I simply want to update a database table. The SQL code appears to be too complex for db_query. I can not make db_query work nor does including php nor does dropping custom php code into the “Body” seem to work either. Any advise on how I can make the following code work inside Drupal?
Here is the code we put in the body. I tried creating a PHP file and just including the PHP file with an INCLUDE statement too.
I know the PHP is error free. it was taken from a site that does not use Drupal!
<?php
if( isset( $_GET['file'] ) )
{
$fileno = $_GET['file'];
$client = $_POST["Client"];
$DBLink = pg_connect("host=XXXX dbname=XXXX user=XXX password=XXXX" );
$sql = "update
webform_submitted_data sd set data = 'A'
where
sd.nid = '27' and
sd.cid = (select wc.cid from webform_component wc where wc.nid = sd.nid and wc.form_key = 'status') and
sd.sid = (select wd.sid from webform_submitted_data wd, webform_component wc
where wc.nid = sd.nid and wc.form_key = 'your_file_' and wd.nid = wc.nid and
wd.data = '$fileno');"
if( ! pg_query($DBLink, $sql) )
{
print( "Database Connection Failure: " . pg_last_error($DBLink));
exit;
}
else
{
print "File: $fileno is now Assigned to $client";
}
pg_close($DBLink);
}
?>
I also tried calling the Drupal APIs for sending an update to the database with no luck either, see code that follows. I actually tried this method first before giving up and trying the code above.
I also tried two versions of the db_query. The one you see below and one where I replaced %s with $fileno in the $sql string and called db_query($sql).

### DATASET RECORDS

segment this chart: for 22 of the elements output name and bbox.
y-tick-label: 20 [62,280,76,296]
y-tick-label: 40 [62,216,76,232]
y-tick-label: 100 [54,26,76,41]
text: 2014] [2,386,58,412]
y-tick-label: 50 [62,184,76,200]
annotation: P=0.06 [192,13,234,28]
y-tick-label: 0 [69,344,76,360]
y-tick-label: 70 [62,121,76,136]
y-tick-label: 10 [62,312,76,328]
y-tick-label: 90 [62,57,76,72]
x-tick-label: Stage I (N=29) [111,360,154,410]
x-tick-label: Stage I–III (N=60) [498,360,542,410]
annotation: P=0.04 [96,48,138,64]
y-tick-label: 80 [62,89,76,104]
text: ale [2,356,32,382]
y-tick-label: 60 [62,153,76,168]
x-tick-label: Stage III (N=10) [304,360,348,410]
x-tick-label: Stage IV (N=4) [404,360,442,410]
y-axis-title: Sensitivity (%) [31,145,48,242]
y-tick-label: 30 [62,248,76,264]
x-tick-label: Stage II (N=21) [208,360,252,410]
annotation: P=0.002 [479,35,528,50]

### EXERCISE A
Answer these questions about the Drupal database update post, one answer per line:
(i) What nid value does the update statement match?
(ii) According to the poster, where was the PHP code taken from?
(iii) In the second version of db_query, what did the poster replace %s with?
### EXERCISE B
Please write the next part of the Drupal database update post, starting after its last sentence.
The records have nothing to do with the work here.

### RESPONSE A
(i) '27'
(ii) A site that does not use Drupal
(iii) $fileno

### RESPONSE B
<?php
if( isset( $_GET['file'] ) )
{
$fileno = $_GET['file'];
$client = $_POST["Client"];
$sql = "update
webform_submitted_data sd set data = 'A'
where
sd.nid = '27' and
sd.cid = (select wc.cid from webform_component wc where wc.nid = sd.nid and wc.form_key = 'status') and
sd.sid = (select wd.sid from webform_submitted_data wd, webform_component wc
where wc.nid = sd.nid and wc.form_key = 'your_file_' and wd.nid = wc.nid and
wd.data = '%s');"
db_query($sql, $fileno);
print "File: $fileno is now Assigned to $client";
}
?>
I also put my database in full logging mode, logging connections and all statements and neither query hits the database. In the first case, if I INCLUDE the PHP I get just a white/blank screen -- it's like the PHP code is running but drupal is parsing the code before running it. I just want the code to run AS-IS.
Also, I'm really not interested in creating drupal modules. If it's possible to make this work without a lot of Drupal customizattion, that's what I'm after. This is a short-term tactical fix while we work on a more strategic goal...
Thanks all!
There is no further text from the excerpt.